What is required
Set down every entry word for word. Omit the pictures.

(Recorded data)

# # # # # # #

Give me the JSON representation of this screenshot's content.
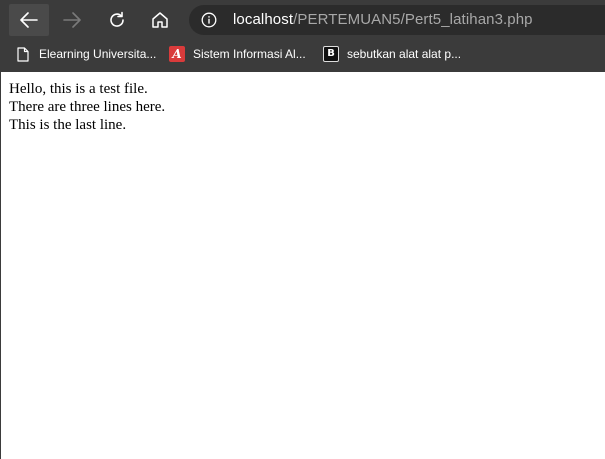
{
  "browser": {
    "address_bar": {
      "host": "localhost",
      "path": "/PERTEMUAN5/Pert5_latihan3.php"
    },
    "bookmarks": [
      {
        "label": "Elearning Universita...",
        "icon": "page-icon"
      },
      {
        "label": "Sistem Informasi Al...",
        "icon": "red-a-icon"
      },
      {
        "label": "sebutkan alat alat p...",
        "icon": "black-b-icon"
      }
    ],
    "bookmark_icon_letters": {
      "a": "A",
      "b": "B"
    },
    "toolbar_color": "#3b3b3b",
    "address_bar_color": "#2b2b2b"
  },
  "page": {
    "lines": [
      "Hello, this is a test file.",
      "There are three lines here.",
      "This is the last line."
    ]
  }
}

# # # # # # #

Exercise result
Give me the JSON representation of this screenshot's content.
{
  "browser": {
    "address_bar": {
      "host": "localhost",
      "path": "/PERTEMUAN5/Pert5_latihan3.php"
    },
    "bookmarks": [
      {
        "label": "Elearning Universita...",
        "icon": "page-icon"
      },
      {
        "label": "Sistem Informasi Al...",
        "icon": "red-a-icon"
      },
      {
        "label": "sebutkan alat alat p...",
        "icon": "black-b-icon"
      }
    ],
    "bookmark_icon_letters": {
      "a": "A",
      "b": "B"
    },
    "toolbar_color": "#3b3b3b",
    "address_bar_color": "#2b2b2b"
  },
  "page": {
    "lines": [
      "Hello, this is a test file.",
      "There are three lines here.",
      "This is the last line."
    ]
  }
}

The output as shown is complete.